Wherever a line holds the word "рождения", copy that line out.

** START OF Records to process **

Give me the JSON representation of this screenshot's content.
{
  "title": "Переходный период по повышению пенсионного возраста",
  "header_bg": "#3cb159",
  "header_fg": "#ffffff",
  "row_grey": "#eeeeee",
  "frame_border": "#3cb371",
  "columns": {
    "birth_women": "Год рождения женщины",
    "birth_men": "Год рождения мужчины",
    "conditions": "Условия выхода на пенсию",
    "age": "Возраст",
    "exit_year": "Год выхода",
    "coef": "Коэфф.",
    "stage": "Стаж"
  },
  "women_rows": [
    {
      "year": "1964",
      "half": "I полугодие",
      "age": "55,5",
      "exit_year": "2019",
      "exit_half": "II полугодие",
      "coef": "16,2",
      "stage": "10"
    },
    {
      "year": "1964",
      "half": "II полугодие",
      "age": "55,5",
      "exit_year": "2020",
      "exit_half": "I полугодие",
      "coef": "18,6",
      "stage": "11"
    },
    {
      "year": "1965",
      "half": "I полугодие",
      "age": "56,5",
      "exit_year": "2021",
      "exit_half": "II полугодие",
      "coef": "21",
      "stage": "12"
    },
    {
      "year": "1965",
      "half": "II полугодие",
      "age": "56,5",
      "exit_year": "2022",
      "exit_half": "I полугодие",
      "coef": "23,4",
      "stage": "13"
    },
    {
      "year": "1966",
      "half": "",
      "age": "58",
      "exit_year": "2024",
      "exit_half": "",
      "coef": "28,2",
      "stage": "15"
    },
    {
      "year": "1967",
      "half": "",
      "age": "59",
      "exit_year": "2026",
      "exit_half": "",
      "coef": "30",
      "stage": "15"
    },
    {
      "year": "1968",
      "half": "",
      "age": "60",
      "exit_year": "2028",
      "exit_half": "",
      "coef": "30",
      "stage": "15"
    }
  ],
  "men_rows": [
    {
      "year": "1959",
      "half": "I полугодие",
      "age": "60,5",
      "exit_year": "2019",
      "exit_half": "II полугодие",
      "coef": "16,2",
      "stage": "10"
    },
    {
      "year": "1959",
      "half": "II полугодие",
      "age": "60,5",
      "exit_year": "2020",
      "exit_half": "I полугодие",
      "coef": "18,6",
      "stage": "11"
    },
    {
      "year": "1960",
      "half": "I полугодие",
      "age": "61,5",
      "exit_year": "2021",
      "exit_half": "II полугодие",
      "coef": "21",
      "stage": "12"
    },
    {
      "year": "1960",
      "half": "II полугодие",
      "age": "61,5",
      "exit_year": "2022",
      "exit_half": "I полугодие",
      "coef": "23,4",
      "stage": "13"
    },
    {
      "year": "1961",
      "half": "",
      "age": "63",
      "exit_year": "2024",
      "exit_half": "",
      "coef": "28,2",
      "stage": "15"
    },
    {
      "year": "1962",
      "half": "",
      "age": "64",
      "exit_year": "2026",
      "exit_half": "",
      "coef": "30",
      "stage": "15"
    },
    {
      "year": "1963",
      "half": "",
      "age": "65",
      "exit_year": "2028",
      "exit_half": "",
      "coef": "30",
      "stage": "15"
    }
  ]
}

** END OF Records to process **

> **Right answer**:
    "birth_women": "Год рождения женщины",
    "birth_men": "Год рождения мужчины",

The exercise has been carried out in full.